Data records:
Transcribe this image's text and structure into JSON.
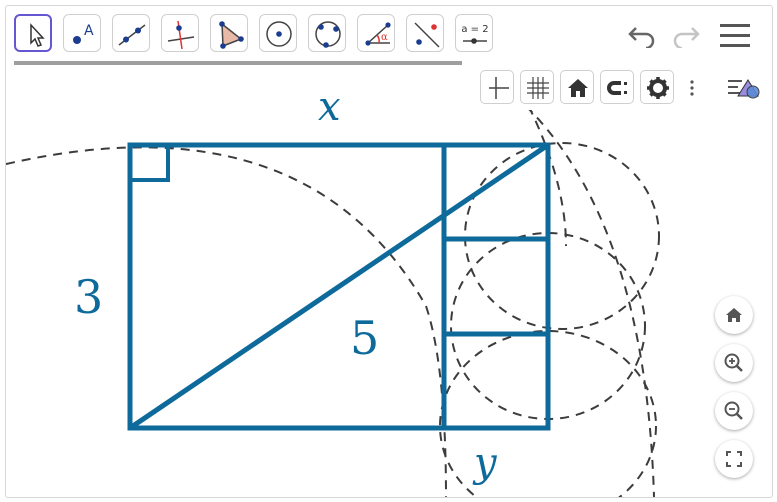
{
  "toolbar": {
    "tools": [
      {
        "name": "move-tool",
        "icon": "arrow-cursor-icon",
        "selected": true
      },
      {
        "name": "point-tool",
        "icon": "point-icon",
        "letter": "A"
      },
      {
        "name": "line-tool",
        "icon": "line-icon"
      },
      {
        "name": "perpendicular-line-tool",
        "icon": "perpendicular-icon"
      },
      {
        "name": "polygon-tool",
        "icon": "polygon-icon"
      },
      {
        "name": "circle-center-point-tool",
        "icon": "circle-icon"
      },
      {
        "name": "circle-three-points-tool",
        "icon": "circle-3pt-icon"
      },
      {
        "name": "angle-tool",
        "icon": "angle-icon",
        "letter": "α"
      },
      {
        "name": "reflect-tool",
        "icon": "reflect-icon"
      },
      {
        "name": "slider-tool",
        "icon": "slider-icon",
        "label": "a = 2"
      }
    ],
    "undo_icon": "undo-icon",
    "redo_icon": "redo-icon",
    "menu_icon": "hamburger-menu-icon"
  },
  "stylebar": {
    "buttons": [
      "axes-icon",
      "grid-icon",
      "home-icon",
      "magnet-snap-icon",
      "gear-icon",
      "more-vertical-icon"
    ],
    "toggle_icon": "stylebar-toggle-icon"
  },
  "zoom_buttons": [
    "home-icon",
    "zoom-in-icon",
    "zoom-out-icon",
    "fullscreen-icon"
  ],
  "graphics": {
    "label_x": "x",
    "label_y": "y",
    "label_3": "3",
    "label_5": "5"
  },
  "colors": {
    "accent": "#6557d2",
    "figure_blue": "#0e6a9a",
    "dashed": "#3c3c3c",
    "toolbar_icon": "#555555"
  }
}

● **EXERCISE INSTRUCTIONS**: Report how many lines of the entries hold the word "polygon". Nothing else is needed.

● **FINAL ANSWER**: 2